**INSTRUCTIONS TO FOLLOW**. Below is a block of records; reproduce all of them exactly and leave out any pictures.

**RECORD LIST**.
** BEGIN **

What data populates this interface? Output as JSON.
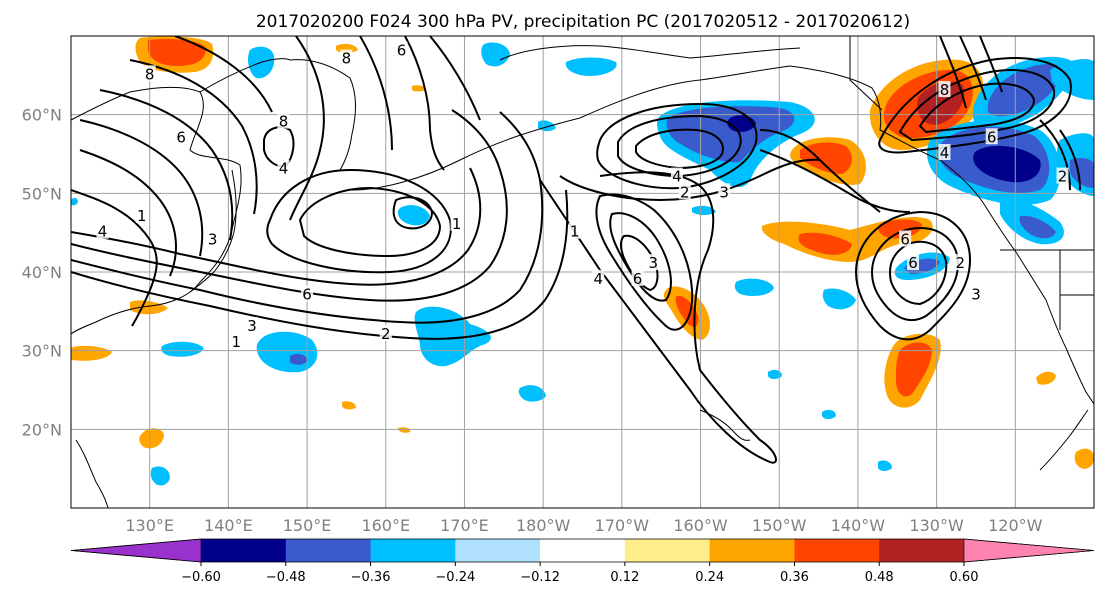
{
  "title": "2017020200 F024 300 hPa PV, precipitation PC (2017020512 - 2017020612)",
  "map": {
    "projection": "plate-carree",
    "lon_range": [
      120,
      250
    ],
    "lat_range": [
      10,
      70
    ],
    "lon_ticks": [
      {
        "lon": 130,
        "label": "130°E"
      },
      {
        "lon": 140,
        "label": "140°E"
      },
      {
        "lon": 150,
        "label": "150°E"
      },
      {
        "lon": 160,
        "label": "160°E"
      },
      {
        "lon": 170,
        "label": "170°E"
      },
      {
        "lon": 180,
        "label": "180°W"
      },
      {
        "lon": 190,
        "label": "170°W"
      },
      {
        "lon": 200,
        "label": "160°W"
      },
      {
        "lon": 210,
        "label": "150°W"
      },
      {
        "lon": 220,
        "label": "140°W"
      },
      {
        "lon": 230,
        "label": "130°W"
      },
      {
        "lon": 240,
        "label": "120°W"
      }
    ],
    "lat_ticks": [
      {
        "lat": 20,
        "label": "20°N"
      },
      {
        "lat": 30,
        "label": "30°N"
      },
      {
        "lat": 40,
        "label": "40°N"
      },
      {
        "lat": 50,
        "label": "50°N"
      },
      {
        "lat": 60,
        "label": "60°N"
      }
    ],
    "grid": true
  },
  "contour_labels": [
    {
      "lon": 134,
      "lat": 57,
      "text": "6"
    },
    {
      "lon": 130,
      "lat": 65,
      "text": "8"
    },
    {
      "lon": 147,
      "lat": 59,
      "text": "8"
    },
    {
      "lon": 155,
      "lat": 67,
      "text": "8"
    },
    {
      "lon": 162,
      "lat": 68,
      "text": "6"
    },
    {
      "lon": 147,
      "lat": 53,
      "text": "4"
    },
    {
      "lon": 124,
      "lat": 45,
      "text": "4"
    },
    {
      "lon": 129,
      "lat": 47,
      "text": "1"
    },
    {
      "lon": 138,
      "lat": 44,
      "text": "3"
    },
    {
      "lon": 150,
      "lat": 37,
      "text": "6"
    },
    {
      "lon": 169,
      "lat": 46,
      "text": "1"
    },
    {
      "lon": 143,
      "lat": 33,
      "text": "3"
    },
    {
      "lon": 141,
      "lat": 31,
      "text": "1"
    },
    {
      "lon": 160,
      "lat": 32,
      "text": "2"
    },
    {
      "lon": 184,
      "lat": 45,
      "text": "1"
    },
    {
      "lon": 187,
      "lat": 39,
      "text": "4"
    },
    {
      "lon": 192,
      "lat": 39,
      "text": "6"
    },
    {
      "lon": 194,
      "lat": 41,
      "text": "3"
    },
    {
      "lon": 197,
      "lat": 52,
      "text": "4"
    },
    {
      "lon": 198,
      "lat": 50,
      "text": "2"
    },
    {
      "lon": 203,
      "lat": 50,
      "text": "3"
    },
    {
      "lon": 231,
      "lat": 63,
      "text": "8"
    },
    {
      "lon": 237,
      "lat": 57,
      "text": "6"
    },
    {
      "lon": 231,
      "lat": 55,
      "text": "4"
    },
    {
      "lon": 226,
      "lat": 44,
      "text": "6"
    },
    {
      "lon": 227,
      "lat": 41,
      "text": "6"
    },
    {
      "lon": 235,
      "lat": 37,
      "text": "3"
    },
    {
      "lon": 233,
      "lat": 41,
      "text": "2"
    },
    {
      "lon": 246,
      "lat": 52,
      "text": "2"
    }
  ],
  "colorbar": {
    "levels": [
      "−0.60",
      "−0.48",
      "−0.36",
      "−0.24",
      "−0.12",
      "0.12",
      "0.24",
      "0.36",
      "0.48",
      "0.60"
    ],
    "colors": [
      "#9932cc",
      "#00008b",
      "#3a5bcc",
      "#00bfff",
      "#b0e2ff",
      "#ffffff",
      "#ffec8b",
      "#ffa500",
      "#ff4500",
      "#b22222",
      "#ff83b0"
    ],
    "extend": "both"
  }
}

** END **

**WRITTEN RESPONSE**.
What data populates this interface? Output as JSON.
{
  "title": "2017020200 F024 300 hPa PV, precipitation PC (2017020512 - 2017020612)",
  "map": {
    "projection": "plate-carree",
    "lon_range": [
      120,
      250
    ],
    "lat_range": [
      10,
      70
    ],
    "lon_ticks": [
      {
        "lon": 130,
        "label": "130°E"
      },
      {
        "lon": 140,
        "label": "140°E"
      },
      {
        "lon": 150,
        "label": "150°E"
      },
      {
        "lon": 160,
        "label": "160°E"
      },
      {
        "lon": 170,
        "label": "170°E"
      },
      {
        "lon": 180,
        "label": "180°W"
      },
      {
        "lon": 190,
        "label": "170°W"
      },
      {
        "lon": 200,
        "label": "160°W"
      },
      {
        "lon": 210,
        "label": "150°W"
      },
      {
        "lon": 220,
        "label": "140°W"
      },
      {
        "lon": 230,
        "label": "130°W"
      },
      {
        "lon": 240,
        "label": "120°W"
      }
    ],
    "lat_ticks": [
      {
        "lat": 20,
        "label": "20°N"
      },
      {
        "lat": 30,
        "label": "30°N"
      },
      {
        "lat": 40,
        "label": "40°N"
      },
      {
        "lat": 50,
        "label": "50°N"
      },
      {
        "lat": 60,
        "label": "60°N"
      }
    ],
    "grid": true
  },
  "contour_labels": [
    {
      "lon": 134,
      "lat": 57,
      "text": "6"
    },
    {
      "lon": 130,
      "lat": 65,
      "text": "8"
    },
    {
      "lon": 147,
      "lat": 59,
      "text": "8"
    },
    {
      "lon": 155,
      "lat": 67,
      "text": "8"
    },
    {
      "lon": 162,
      "lat": 68,
      "text": "6"
    },
    {
      "lon": 147,
      "lat": 53,
      "text": "4"
    },
    {
      "lon": 124,
      "lat": 45,
      "text": "4"
    },
    {
      "lon": 129,
      "lat": 47,
      "text": "1"
    },
    {
      "lon": 138,
      "lat": 44,
      "text": "3"
    },
    {
      "lon": 150,
      "lat": 37,
      "text": "6"
    },
    {
      "lon": 169,
      "lat": 46,
      "text": "1"
    },
    {
      "lon": 143,
      "lat": 33,
      "text": "3"
    },
    {
      "lon": 141,
      "lat": 31,
      "text": "1"
    },
    {
      "lon": 160,
      "lat": 32,
      "text": "2"
    },
    {
      "lon": 184,
      "lat": 45,
      "text": "1"
    },
    {
      "lon": 187,
      "lat": 39,
      "text": "4"
    },
    {
      "lon": 192,
      "lat": 39,
      "text": "6"
    },
    {
      "lon": 194,
      "lat": 41,
      "text": "3"
    },
    {
      "lon": 197,
      "lat": 52,
      "text": "4"
    },
    {
      "lon": 198,
      "lat": 50,
      "text": "2"
    },
    {
      "lon": 203,
      "lat": 50,
      "text": "3"
    },
    {
      "lon": 231,
      "lat": 63,
      "text": "8"
    },
    {
      "lon": 237,
      "lat": 57,
      "text": "6"
    },
    {
      "lon": 231,
      "lat": 55,
      "text": "4"
    },
    {
      "lon": 226,
      "lat": 44,
      "text": "6"
    },
    {
      "lon": 227,
      "lat": 41,
      "text": "6"
    },
    {
      "lon": 235,
      "lat": 37,
      "text": "3"
    },
    {
      "lon": 233,
      "lat": 41,
      "text": "2"
    },
    {
      "lon": 246,
      "lat": 52,
      "text": "2"
    }
  ],
  "colorbar": {
    "levels": [
      "−0.60",
      "−0.48",
      "−0.36",
      "−0.24",
      "−0.12",
      "0.12",
      "0.24",
      "0.36",
      "0.48",
      "0.60"
    ],
    "colors": [
      "#9932cc",
      "#00008b",
      "#3a5bcc",
      "#00bfff",
      "#b0e2ff",
      "#ffffff",
      "#ffec8b",
      "#ffa500",
      "#ff4500",
      "#b22222",
      "#ff83b0"
    ],
    "extend": "both"
  }
}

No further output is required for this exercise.